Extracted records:
<<<<

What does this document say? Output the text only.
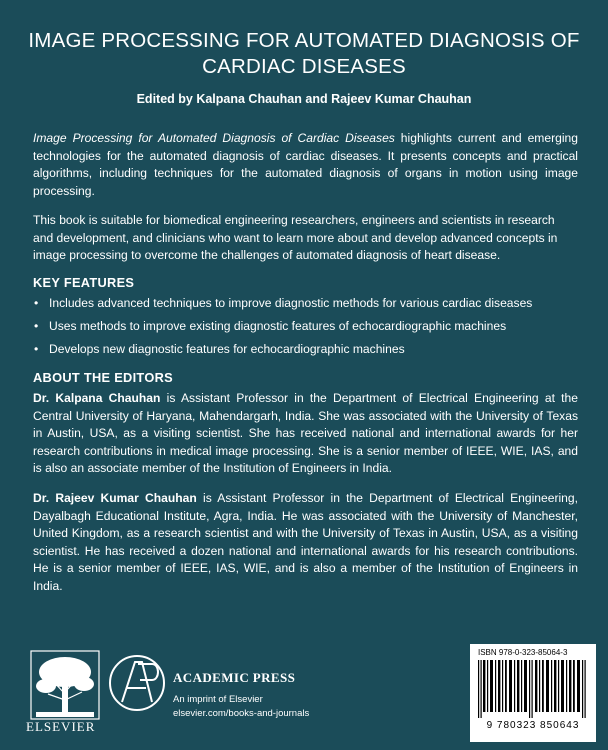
IMAGE PROCESSING FOR AUTOMATED DIAGNOSIS OF CARDIAC DISEASES
Edited by Kalpana Chauhan and Rajeev Kumar Chauhan
Image Processing for Automated Diagnosis of Cardiac Diseases highlights current and emerging technologies for the automated diagnosis of cardiac diseases. It presents concepts and practical algorithms, including techniques for the automated diagnosis of organs in motion using image processing.
This book is suitable for biomedical engineering researchers, engineers and scientists in research and development, and clinicians who want to learn more about and develop advanced concepts in image processing to overcome the challenges of automated diagnosis of heart disease.
KEY FEATURES
• Includes advanced techniques to improve diagnostic methods for various cardiac diseases
• Uses methods to improve existing diagnostic features of echocardiographic machines
• Develops new diagnostic features for echocardiographic machines
ABOUT THE EDITORS
Dr. Kalpana Chauhan is Assistant Professor in the Department of Electrical Engineering at the Central University of Haryana, Mahendargarh, India. She was associated with the University of Texas in Austin, USA, as a visiting scientist. She has received national and international awards for her research contributions in medical image processing. She is a senior member of IEEE, WIE, IAS, and is also an associate member of the Institution of Engineers in India.
Dr. Rajeev Kumar Chauhan is Assistant Professor in the Department of Electrical Engineering, Dayalbagh Educational Institute, Agra, India. He was associated with the University of Manchester, United Kingdom, as a research scientist and with the University of Texas in Austin, USA, as a visiting scientist. He has received a dozen national and international awards for his research contributions. He is a senior member of IEEE, IAS, WIE, and is also a member of the Institution of Engineers in India.
ELSEVIER
ACADEMIC PRESS
An imprint of Elsevier
elsevier.com/books-and-journals
ISBN 978-0-323-85064-3
9 780323 850643
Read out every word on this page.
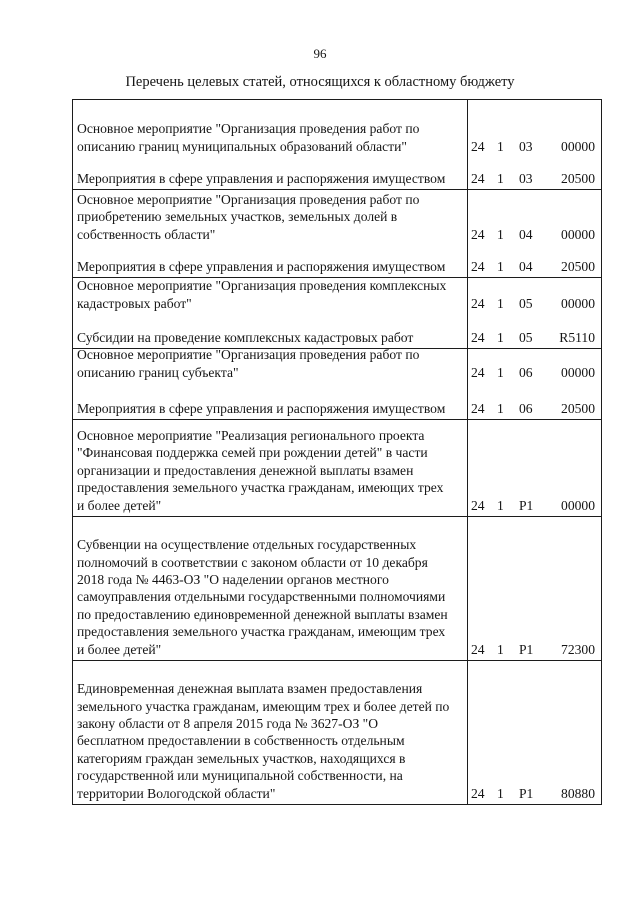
96
Перечень целевых статей, относящихся к областному бюджету
Основное мероприятие "Организация проведения работ по
описанию границ муниципальных образований области"	24 1 03 00000
Мероприятия в сфере управления и распоряжения имуществом	24 1 03 20500
Основное мероприятие "Организация проведения работ по
приобретению земельных участков, земельных долей в
собственность области"	24 1 04 00000
Мероприятия в сфере управления и распоряжения имуществом	24 1 04 20500
Основное мероприятие "Организация проведения комплексных
кадастровых работ"	24 1 05 00000
Субсидии на проведение комплексных кадастровых работ	24 1 05 R5110
Основное мероприятие "Организация проведения работ по
описанию границ субъекта"	24 1 06 00000
Мероприятия в сфере управления и распоряжения имуществом	24 1 06 20500
Основное мероприятие "Реализация регионального проекта
"Финансовая поддержка семей при рождении детей" в части
организации и предоставления денежной выплаты взамен
предоставления земельного участка гражданам, имеющих трех
и более детей"	24 1 P1 00000
Субвенции на осуществление отдельных государственных
полномочий в соответствии с законом области от 10 декабря
2018 года № 4463-ОЗ "О наделении органов местного
самоуправления отдельными государственными полномочиями
по предоставлению единовременной денежной выплаты взамен
предоставления земельного участка гражданам, имеющим трех
и более детей"	24 1 P1 72300
Единовременная денежная выплата взамен предоставления
земельного участка гражданам, имеющим трех и более детей по
закону области от 8 апреля 2015 года № 3627-ОЗ "О
бесплатном предоставлении в собственность отдельным
категориям граждан земельных участков, находящихся в
государственной или муниципальной собственности, на
территории Вологодской области"	24 1 P1 80880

>>>>

| TASK |
In the records above, how many lines include the string "взамен"? Answer with only the number.

| EXERCISE ANSWER |
3